■ **Input data**
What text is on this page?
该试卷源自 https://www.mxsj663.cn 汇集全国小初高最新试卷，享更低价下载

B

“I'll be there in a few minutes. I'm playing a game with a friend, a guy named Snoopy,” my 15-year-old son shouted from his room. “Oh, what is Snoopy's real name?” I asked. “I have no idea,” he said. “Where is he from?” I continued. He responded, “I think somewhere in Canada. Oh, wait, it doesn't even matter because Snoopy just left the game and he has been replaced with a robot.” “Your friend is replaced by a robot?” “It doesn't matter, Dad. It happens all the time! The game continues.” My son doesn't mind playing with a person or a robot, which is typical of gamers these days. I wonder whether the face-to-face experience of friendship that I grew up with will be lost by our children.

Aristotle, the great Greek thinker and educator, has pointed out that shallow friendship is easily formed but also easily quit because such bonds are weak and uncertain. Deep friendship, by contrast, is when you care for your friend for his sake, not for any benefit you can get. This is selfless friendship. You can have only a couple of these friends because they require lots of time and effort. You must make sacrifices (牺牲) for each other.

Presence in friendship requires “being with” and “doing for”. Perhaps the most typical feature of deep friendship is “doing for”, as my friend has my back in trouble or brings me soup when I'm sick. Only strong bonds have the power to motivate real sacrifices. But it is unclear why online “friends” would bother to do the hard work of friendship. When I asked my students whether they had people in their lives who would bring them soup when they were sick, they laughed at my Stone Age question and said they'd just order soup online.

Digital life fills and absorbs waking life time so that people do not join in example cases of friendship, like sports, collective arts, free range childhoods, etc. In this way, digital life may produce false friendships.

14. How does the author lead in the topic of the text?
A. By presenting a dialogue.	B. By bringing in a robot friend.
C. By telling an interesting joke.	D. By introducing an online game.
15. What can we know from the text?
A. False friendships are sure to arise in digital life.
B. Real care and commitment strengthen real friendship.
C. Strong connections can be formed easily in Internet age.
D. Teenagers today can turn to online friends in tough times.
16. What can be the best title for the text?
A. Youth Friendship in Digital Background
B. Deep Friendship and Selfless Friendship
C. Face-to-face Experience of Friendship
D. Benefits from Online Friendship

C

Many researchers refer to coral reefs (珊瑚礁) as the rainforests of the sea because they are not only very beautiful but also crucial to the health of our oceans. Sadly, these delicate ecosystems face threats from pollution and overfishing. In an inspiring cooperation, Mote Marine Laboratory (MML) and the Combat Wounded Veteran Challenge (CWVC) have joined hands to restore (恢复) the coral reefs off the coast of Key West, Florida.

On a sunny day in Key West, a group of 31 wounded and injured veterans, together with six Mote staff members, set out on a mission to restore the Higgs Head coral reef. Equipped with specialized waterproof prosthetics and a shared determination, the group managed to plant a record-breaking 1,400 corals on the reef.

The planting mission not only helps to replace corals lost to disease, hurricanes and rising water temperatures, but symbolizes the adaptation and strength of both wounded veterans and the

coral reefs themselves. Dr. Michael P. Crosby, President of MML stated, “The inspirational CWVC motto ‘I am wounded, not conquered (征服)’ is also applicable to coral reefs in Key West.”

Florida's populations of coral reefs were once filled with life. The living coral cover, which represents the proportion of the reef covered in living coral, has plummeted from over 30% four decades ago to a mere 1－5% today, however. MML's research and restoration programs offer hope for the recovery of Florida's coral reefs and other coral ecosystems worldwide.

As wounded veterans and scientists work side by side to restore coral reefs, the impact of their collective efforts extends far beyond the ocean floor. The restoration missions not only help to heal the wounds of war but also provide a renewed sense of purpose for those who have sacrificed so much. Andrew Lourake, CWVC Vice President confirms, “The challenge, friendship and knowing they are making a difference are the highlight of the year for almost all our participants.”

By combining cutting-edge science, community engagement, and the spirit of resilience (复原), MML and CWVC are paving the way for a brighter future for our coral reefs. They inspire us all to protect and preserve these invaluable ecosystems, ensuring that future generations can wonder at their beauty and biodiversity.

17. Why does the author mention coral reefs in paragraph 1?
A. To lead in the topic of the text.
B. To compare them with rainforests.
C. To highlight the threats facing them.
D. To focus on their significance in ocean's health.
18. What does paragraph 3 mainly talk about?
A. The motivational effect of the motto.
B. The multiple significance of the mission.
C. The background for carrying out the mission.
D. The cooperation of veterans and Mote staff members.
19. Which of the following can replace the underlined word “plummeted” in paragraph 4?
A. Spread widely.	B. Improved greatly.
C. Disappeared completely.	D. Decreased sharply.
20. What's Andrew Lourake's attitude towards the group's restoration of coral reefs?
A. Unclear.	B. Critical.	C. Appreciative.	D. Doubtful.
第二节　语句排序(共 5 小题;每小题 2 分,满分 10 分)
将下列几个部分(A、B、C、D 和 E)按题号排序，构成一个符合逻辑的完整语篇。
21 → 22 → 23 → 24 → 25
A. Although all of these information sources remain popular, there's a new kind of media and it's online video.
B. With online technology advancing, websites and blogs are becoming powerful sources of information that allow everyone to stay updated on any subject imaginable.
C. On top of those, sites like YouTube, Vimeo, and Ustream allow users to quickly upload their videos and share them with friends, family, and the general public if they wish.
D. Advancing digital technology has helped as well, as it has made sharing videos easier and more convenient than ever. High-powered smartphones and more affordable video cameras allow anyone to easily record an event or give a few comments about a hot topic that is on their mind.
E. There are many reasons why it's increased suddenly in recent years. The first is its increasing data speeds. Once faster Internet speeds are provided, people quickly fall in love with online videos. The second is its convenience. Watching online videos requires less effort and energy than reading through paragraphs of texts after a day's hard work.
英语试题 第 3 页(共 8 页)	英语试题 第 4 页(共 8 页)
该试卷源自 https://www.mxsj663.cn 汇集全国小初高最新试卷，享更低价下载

■ **Stated goal**
Identify how many lines in the entries above include the string "friendships", then state that number alone.

■ **Result of this exercise**
2